»»

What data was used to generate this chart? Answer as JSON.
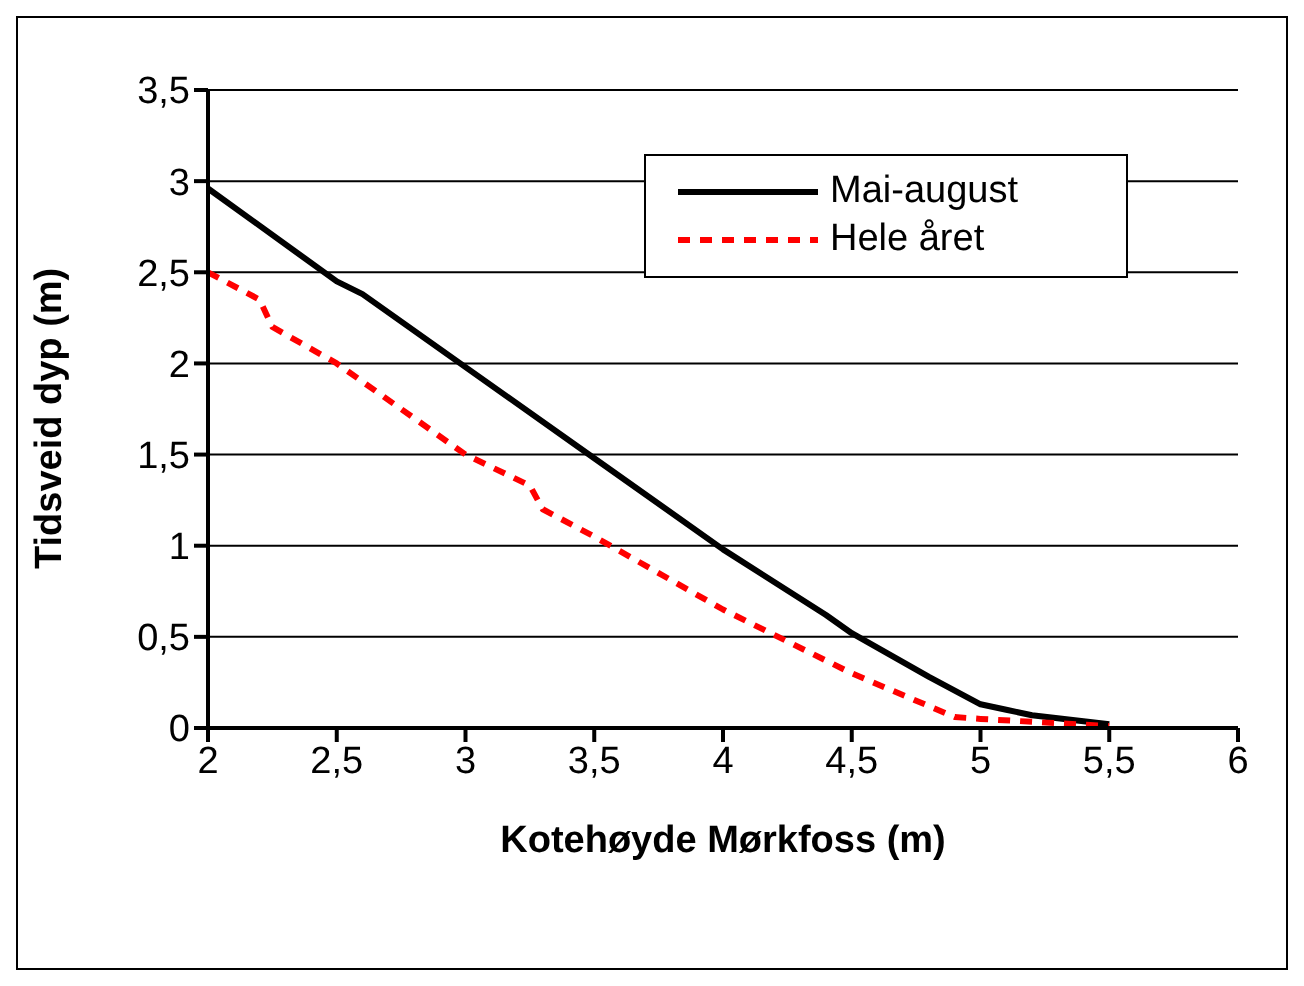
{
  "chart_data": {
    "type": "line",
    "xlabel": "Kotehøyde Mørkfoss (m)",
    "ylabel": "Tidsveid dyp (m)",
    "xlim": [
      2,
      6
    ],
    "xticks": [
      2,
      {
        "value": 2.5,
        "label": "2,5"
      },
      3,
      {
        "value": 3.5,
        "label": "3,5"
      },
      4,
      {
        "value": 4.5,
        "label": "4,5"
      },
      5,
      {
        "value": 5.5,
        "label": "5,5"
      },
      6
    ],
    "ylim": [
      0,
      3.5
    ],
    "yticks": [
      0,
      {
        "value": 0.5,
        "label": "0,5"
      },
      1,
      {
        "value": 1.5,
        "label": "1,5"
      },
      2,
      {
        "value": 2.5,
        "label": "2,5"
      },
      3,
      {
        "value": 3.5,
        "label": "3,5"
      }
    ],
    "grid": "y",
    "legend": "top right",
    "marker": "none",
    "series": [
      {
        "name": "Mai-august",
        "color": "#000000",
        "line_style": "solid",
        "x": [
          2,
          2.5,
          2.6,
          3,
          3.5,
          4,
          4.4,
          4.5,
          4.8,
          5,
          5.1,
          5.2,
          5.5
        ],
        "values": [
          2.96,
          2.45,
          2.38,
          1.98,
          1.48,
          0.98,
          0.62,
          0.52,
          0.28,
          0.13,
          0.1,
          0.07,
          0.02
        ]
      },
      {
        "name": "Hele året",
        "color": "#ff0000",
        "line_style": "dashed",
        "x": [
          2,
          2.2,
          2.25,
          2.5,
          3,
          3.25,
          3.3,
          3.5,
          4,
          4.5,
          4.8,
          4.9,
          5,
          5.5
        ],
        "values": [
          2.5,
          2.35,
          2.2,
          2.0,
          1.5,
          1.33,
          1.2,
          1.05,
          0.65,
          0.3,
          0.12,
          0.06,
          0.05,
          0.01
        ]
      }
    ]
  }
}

««
»»

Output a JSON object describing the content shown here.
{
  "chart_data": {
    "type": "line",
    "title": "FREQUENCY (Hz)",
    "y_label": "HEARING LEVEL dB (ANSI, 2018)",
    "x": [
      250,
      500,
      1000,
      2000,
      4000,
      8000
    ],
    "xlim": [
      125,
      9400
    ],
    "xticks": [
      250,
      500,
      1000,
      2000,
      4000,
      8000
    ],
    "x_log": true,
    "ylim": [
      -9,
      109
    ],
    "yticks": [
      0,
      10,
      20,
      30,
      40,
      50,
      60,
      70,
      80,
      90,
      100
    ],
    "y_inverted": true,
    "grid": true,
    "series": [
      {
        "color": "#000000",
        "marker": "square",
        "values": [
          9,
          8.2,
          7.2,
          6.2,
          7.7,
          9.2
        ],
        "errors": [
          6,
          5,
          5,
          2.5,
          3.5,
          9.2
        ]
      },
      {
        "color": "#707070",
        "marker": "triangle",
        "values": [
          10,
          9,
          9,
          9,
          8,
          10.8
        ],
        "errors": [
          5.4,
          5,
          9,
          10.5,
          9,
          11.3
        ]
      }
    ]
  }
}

««
»»

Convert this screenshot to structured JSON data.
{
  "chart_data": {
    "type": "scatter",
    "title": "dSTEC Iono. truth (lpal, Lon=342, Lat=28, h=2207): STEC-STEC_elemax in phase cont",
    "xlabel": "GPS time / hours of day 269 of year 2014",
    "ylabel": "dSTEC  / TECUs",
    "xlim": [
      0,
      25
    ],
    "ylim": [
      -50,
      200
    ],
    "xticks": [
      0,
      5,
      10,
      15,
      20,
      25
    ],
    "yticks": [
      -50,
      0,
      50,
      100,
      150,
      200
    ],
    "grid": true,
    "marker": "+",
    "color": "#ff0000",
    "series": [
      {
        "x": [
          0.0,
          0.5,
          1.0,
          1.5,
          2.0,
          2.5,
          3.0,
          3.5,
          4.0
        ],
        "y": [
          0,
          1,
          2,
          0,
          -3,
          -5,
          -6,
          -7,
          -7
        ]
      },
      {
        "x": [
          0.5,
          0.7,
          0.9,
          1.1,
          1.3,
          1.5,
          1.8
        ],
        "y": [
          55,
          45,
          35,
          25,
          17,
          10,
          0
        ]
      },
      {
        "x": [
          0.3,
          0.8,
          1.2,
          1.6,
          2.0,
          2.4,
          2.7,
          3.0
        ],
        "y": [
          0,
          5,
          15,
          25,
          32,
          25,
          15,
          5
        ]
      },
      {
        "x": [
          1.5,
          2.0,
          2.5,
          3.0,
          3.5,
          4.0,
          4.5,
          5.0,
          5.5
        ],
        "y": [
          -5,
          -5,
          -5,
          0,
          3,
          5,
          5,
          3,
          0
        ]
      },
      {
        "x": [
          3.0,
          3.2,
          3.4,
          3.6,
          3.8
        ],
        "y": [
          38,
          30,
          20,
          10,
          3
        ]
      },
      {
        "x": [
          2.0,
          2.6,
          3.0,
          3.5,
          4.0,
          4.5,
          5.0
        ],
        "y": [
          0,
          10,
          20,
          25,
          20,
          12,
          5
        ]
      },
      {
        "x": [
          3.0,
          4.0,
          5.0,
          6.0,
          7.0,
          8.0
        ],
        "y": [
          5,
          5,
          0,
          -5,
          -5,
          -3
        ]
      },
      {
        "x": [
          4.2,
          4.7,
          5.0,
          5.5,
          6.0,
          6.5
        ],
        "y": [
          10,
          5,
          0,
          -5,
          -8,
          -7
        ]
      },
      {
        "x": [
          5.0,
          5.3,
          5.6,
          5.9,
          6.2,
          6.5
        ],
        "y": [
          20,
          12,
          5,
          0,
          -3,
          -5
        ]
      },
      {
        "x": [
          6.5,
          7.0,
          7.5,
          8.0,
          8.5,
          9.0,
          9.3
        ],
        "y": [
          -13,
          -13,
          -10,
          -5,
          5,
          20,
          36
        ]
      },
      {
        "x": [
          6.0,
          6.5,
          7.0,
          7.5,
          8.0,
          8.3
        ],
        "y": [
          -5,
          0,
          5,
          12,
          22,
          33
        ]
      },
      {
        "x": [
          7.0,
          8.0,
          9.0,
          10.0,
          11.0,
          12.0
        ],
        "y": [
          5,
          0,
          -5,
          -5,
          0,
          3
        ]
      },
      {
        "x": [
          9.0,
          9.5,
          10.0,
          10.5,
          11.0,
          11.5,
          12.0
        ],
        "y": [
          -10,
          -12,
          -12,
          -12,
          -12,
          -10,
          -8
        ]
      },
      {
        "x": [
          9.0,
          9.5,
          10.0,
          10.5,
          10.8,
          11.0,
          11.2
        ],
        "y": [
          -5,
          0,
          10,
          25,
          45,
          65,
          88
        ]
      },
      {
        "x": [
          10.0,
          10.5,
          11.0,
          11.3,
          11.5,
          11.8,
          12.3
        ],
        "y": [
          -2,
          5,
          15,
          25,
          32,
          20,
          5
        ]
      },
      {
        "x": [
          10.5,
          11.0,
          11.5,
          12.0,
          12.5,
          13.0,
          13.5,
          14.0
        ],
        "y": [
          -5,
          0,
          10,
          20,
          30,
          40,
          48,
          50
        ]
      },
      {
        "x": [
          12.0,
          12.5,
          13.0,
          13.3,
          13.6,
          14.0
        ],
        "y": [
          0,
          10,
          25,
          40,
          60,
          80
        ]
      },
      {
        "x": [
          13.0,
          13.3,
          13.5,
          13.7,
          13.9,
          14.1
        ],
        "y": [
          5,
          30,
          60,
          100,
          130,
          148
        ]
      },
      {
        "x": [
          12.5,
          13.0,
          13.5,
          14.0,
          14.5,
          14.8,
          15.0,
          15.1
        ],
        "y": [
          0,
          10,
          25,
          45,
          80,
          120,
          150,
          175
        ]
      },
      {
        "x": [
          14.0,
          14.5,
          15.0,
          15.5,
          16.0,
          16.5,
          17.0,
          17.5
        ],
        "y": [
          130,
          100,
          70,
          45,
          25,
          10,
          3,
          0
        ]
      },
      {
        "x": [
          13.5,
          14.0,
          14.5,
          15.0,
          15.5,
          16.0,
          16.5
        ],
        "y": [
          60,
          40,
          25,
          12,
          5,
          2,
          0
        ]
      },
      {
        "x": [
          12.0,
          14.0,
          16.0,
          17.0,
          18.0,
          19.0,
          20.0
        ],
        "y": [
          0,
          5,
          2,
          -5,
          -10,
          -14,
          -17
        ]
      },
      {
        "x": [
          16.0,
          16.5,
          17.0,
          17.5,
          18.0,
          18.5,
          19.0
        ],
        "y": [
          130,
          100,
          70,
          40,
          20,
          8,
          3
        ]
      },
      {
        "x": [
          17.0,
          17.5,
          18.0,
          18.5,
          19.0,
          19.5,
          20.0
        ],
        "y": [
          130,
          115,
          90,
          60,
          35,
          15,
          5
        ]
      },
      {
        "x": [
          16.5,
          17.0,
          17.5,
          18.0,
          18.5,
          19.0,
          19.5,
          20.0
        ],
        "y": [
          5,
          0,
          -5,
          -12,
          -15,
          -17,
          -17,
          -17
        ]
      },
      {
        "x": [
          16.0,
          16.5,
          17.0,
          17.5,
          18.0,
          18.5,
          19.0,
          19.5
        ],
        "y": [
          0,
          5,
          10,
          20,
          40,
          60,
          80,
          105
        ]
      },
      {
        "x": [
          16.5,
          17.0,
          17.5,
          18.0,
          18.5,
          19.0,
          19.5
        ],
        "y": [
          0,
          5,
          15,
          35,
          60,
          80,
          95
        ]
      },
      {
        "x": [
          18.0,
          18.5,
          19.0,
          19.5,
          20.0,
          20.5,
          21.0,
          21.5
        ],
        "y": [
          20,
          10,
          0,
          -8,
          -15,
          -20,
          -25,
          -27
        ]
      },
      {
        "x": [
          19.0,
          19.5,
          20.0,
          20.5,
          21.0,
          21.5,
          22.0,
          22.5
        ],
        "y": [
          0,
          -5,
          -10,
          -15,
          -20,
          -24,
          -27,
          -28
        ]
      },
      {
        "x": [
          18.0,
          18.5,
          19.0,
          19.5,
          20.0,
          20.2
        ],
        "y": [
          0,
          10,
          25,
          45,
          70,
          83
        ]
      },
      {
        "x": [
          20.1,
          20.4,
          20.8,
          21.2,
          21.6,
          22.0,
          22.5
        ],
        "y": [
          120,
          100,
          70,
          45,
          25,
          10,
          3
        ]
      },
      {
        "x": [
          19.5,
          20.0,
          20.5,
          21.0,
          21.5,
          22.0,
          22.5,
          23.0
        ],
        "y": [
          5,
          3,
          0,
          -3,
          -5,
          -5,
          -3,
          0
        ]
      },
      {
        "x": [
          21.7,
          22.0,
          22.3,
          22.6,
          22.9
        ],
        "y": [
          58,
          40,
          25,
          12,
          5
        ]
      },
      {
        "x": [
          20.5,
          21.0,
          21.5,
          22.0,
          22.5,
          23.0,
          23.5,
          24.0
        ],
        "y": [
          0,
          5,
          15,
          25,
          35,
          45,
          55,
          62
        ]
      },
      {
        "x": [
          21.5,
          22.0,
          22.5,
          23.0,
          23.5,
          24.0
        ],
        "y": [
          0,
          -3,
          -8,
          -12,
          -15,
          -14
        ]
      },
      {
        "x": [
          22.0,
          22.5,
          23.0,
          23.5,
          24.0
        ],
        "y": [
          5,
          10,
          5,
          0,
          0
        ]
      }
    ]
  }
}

««

PROBLEM STATEMENT — Return a copy of every line that includes the word "marker".

CORRECT RESULT —
    "marker": "none",
        "marker": "square",
        "marker": "triangle",
    "marker": "+",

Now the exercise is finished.